- Task description:
Look for the word "binaires" in each line and report the count of matching lines, with nothing added.

- Structured figure records:
Begin

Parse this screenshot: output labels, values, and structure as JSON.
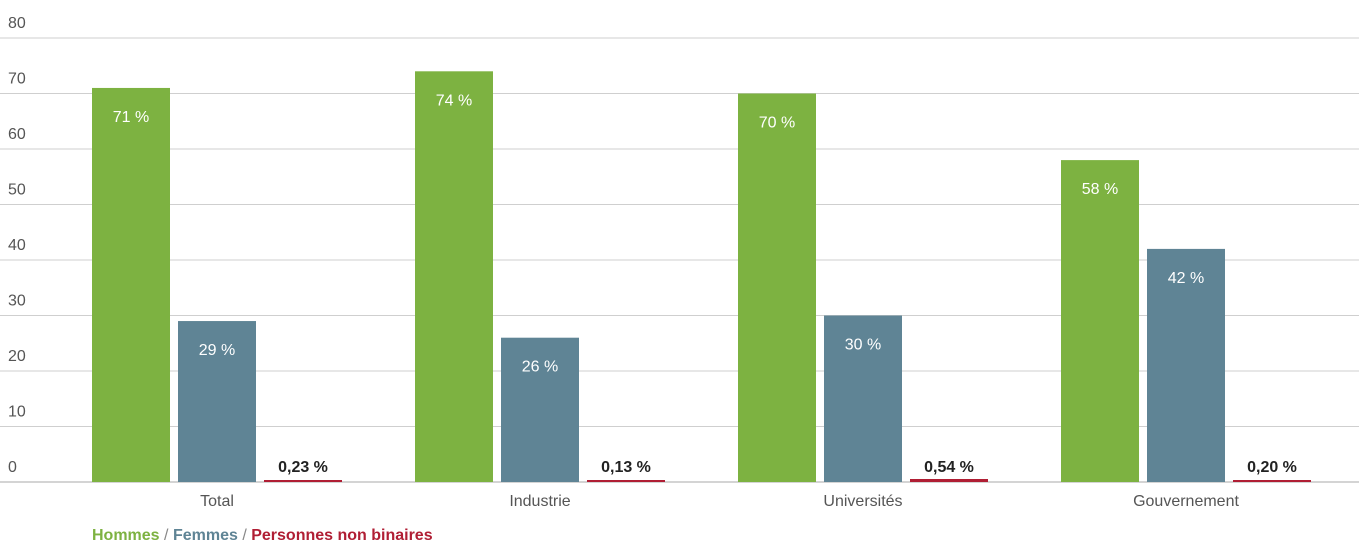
{
  "chart_data": {
    "type": "bar",
    "categories": [
      "Total",
      "Industrie",
      "Universités",
      "Gouvernement"
    ],
    "series": [
      {
        "name": "Hommes",
        "values": [
          71,
          74,
          70,
          58
        ],
        "labels": [
          "71 %",
          "74 %",
          "70 %",
          "58 %"
        ],
        "color": "#7db241"
      },
      {
        "name": "Femmes",
        "values": [
          29,
          26,
          30,
          42
        ],
        "labels": [
          "29 %",
          "26 %",
          "30 %",
          "42 %"
        ],
        "color": "#5f8495"
      },
      {
        "name": "Personnes non binaires",
        "values": [
          0.23,
          0.13,
          0.54,
          0.2
        ],
        "labels": [
          "0,23 %",
          "0,13 %",
          "0,54 %",
          "0,20 %"
        ],
        "color": "#b01e34"
      }
    ],
    "ylim": [
      0,
      80
    ],
    "yticks": [
      0,
      10,
      20,
      30,
      40,
      50,
      60,
      70,
      80
    ],
    "grid": true,
    "legend_position": "bottom-left"
  },
  "legend": {
    "men": "Hommes",
    "women": "Femmes",
    "nonbinary": "Personnes non binaires",
    "separator": "/"
  }
}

End

- Result below:
2